SET EXERCISE 1:
Find every line in the records below that contains the string "insurances", and copy each of those lines. Case counts.

PASSAGE SHOWN:
Appendix 1: Atmospheric aircraft observations: interpolation and uncertainties

The HIPPO campaign took place between January 2009 and September 2011 aboard the National Center for Atmospheric Research/National Science Foundations Gulfstream V research jet HIAPER and mapped the vertical and meridional distribution of atmospheric carbon cycle gases and other anthropogenic tracers including CO\(_2\) and O\(_2\)/N\(_2\) (Wofsy 2011). We used 7 of the 10 transects performed during the five HIPPO campaigns. These transects sample a similar Pacific section between 80\(^\circ\)N and 58\(^\circ\)S and cover the seasonal cycle 1–2 months apart (Fig. 2; Table 5). Atmospheric O\(_2\)/N\(_2\) was measured in-situ by the NCAR Atmospheric Oxygen Instrument and on whole air samples collected by the NCAR/Scripps Medusa flask sampler (Bent 2014). The data file we have used is that of Wofsy et al. (2012) (\(HIPPO\_all\_missions\_merge\_10s\_20121129.tbl\)), but with an updated version of the APO data. The APO data in the 20121129 file included an adjustment of the flask data for thermal fractionation that used the measured Ar/N\(_2\) ratios. This adjustment also affected the in situ data which are adjusted to agree with the flasks. To avoid interhemispheric gradients in Ar/N\(_2\) affecting our results, we have used a version of the APO data without this adjustment, and will include this version of the data in an upcoming update to the official HIPPO data repository. Three transects were removed because they sampled different longitudes. APO was computed similarly to surface stations based on CO\(_2\) concentrations and O\(_2\)/N\(_2\) ratios at each data point (see Eq. 2). APO values were interpolated in space along this transect with a 5\(^\circ\) longitude resolution and 19 vertical levels corresponding to the grid of the atmospheric transport model TM3 used in this study (see Sect. 8). We used a kriging interpolation method that computes the gaussian-weighted average based on the spatial covariance between triangulated data points, with a weighting radius spanning over 10\(^\circ\) of latitude on the horizontal and 50 mb on the vertical.

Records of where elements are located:

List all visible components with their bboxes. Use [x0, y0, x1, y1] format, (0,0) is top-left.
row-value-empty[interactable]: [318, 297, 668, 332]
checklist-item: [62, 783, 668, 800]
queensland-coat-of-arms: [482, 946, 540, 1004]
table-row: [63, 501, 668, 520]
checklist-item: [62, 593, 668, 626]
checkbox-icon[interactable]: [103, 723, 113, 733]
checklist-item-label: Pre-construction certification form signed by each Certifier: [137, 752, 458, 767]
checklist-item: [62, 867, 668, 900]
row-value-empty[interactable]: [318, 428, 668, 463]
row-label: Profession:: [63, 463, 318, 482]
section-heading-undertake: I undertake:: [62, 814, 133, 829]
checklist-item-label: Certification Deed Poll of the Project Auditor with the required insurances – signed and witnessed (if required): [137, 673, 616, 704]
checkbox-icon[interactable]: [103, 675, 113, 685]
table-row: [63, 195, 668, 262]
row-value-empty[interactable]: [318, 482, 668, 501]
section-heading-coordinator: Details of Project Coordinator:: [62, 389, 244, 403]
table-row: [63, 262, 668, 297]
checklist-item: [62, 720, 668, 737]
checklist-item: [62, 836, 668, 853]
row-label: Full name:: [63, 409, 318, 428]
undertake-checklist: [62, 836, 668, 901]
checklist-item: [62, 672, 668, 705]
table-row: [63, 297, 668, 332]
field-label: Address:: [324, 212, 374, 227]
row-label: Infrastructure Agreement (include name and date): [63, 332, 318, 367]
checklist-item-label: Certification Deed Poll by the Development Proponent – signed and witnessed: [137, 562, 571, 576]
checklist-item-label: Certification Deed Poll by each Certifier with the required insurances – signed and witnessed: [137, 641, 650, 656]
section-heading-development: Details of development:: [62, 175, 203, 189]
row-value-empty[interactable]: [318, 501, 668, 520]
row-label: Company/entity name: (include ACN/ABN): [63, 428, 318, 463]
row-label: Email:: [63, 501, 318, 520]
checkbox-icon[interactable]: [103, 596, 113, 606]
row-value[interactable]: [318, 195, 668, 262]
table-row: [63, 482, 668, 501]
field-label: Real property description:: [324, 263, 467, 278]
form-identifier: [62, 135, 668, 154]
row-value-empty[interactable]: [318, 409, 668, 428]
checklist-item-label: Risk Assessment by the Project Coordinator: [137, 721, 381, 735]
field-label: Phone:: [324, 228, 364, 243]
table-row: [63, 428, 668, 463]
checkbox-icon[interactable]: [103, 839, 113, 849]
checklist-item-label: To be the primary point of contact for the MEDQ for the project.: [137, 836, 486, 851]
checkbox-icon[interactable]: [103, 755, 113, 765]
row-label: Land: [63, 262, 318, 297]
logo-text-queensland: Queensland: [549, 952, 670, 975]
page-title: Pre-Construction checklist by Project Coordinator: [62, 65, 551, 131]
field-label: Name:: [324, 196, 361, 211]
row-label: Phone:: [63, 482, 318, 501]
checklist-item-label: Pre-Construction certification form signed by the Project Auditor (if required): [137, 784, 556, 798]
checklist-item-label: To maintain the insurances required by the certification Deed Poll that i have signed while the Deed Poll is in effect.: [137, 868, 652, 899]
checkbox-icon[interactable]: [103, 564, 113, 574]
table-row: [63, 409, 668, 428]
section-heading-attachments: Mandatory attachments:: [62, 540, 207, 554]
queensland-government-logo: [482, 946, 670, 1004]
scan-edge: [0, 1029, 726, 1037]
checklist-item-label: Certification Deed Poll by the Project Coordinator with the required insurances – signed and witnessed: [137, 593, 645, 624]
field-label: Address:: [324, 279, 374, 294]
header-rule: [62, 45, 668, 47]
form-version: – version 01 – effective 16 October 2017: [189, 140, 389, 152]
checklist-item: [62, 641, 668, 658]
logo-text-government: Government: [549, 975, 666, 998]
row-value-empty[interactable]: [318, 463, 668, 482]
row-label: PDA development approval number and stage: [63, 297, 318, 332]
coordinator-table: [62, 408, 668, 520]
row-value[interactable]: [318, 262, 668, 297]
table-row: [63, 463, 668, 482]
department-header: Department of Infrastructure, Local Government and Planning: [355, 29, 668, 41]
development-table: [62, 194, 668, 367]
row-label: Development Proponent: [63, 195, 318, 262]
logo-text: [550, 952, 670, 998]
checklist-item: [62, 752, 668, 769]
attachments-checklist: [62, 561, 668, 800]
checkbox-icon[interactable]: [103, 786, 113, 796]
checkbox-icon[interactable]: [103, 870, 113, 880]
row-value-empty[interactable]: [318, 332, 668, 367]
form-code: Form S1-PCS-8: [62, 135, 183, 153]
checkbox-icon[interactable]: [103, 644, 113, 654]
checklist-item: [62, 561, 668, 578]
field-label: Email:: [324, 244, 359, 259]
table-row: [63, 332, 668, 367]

SET EXERCISE 2:
According to the appendix on HIPPO aircraft observations, why were three transects removed?

EXPECTED ANSWER 1:
checklist-item-label: Certification Deed Poll of the Project Auditor with the required insurances – signed and witnessed (if required): [137, 673, 616, 704]
checklist-item-label: Certification Deed Poll by each Certifier with the required insurances – signed and witnessed: [137, 641, 650, 656]
checklist-item-label: To maintain the insurances required by the certification Deed Poll that i have signed while the Deed Poll is in effect.: [137, 868, 652, 899]
checklist-item-label: Certification Deed Poll by the Project Coordinator with the required insurances – signed and witnessed: [137, 593, 645, 624]

EXPECTED ANSWER 2:
They sampled different longitudes.